= PROMPT =
The complete listing should be restated exactly.

+-------+

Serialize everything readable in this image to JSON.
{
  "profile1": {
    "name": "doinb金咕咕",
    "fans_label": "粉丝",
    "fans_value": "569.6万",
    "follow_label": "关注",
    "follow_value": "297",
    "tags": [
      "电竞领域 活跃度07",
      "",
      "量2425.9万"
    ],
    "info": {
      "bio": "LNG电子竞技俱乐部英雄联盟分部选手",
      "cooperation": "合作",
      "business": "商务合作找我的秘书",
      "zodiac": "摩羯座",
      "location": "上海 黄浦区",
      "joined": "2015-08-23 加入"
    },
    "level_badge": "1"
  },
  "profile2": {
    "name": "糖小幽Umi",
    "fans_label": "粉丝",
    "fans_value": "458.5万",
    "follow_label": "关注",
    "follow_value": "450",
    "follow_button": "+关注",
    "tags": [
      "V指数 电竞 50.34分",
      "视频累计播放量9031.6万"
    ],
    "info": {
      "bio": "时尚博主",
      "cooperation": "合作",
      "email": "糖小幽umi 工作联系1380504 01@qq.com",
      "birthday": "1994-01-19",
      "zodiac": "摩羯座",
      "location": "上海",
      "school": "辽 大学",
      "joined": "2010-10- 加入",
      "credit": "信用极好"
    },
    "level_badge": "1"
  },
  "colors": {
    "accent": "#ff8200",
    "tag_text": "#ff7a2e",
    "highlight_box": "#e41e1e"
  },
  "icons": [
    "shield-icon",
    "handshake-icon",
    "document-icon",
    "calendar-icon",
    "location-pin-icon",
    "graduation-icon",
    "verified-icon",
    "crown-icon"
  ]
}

+-------+

= RESULT OF THE TASK =
Serialize everything readable in this image to JSON.
{
  "profile1": {
    "name": "doinb金咕咕",
    "fans_label": "粉丝",
    "fans_value": "569.6万",
    "follow_label": "关注",
    "follow_value": "297",
    "tags": [
      "电竞领域 活跃度07",
      "",
      "量2425.9万"
    ],
    "info": {
      "bio": "LNG电子竞技俱乐部英雄联盟分部选手",
      "cooperation": "合作",
      "business": "商务合作找我的秘书",
      "zodiac": "摩羯座",
      "location": "上海 黄浦区",
      "joined": "2015-08-23 加入"
    },
    "level_badge": "1"
  },
  "profile2": {
    "name": "糖小幽Umi",
    "fans_label": "粉丝",
    "fans_value": "458.5万",
    "follow_label": "关注",
    "follow_value": "450",
    "follow_button": "+关注",
    "tags": [
      "V指数 电竞 50.34分",
      "视频累计播放量9031.6万"
    ],
    "info": {
      "bio": "时尚博主",
      "cooperation": "合作",
      "email": "糖小幽umi 工作联系1380504 01@qq.com",
      "birthday": "1994-01-19",
      "zodiac": "摩羯座",
      "location": "上海",
      "school": "辽 大学",
      "joined": "2010-10- 加入",
      "credit": "信用极好"
    },
    "level_badge": "1"
  },
  "colors": {
    "accent": "#ff8200",
    "tag_text": "#ff7a2e",
    "highlight_box": "#e41e1e"
  },
  "icons": [
    "shield-icon",
    "handshake-icon",
    "document-icon",
    "calendar-icon",
    "location-pin-icon",
    "graduation-icon",
    "verified-icon",
    "crown-icon"
  ]
}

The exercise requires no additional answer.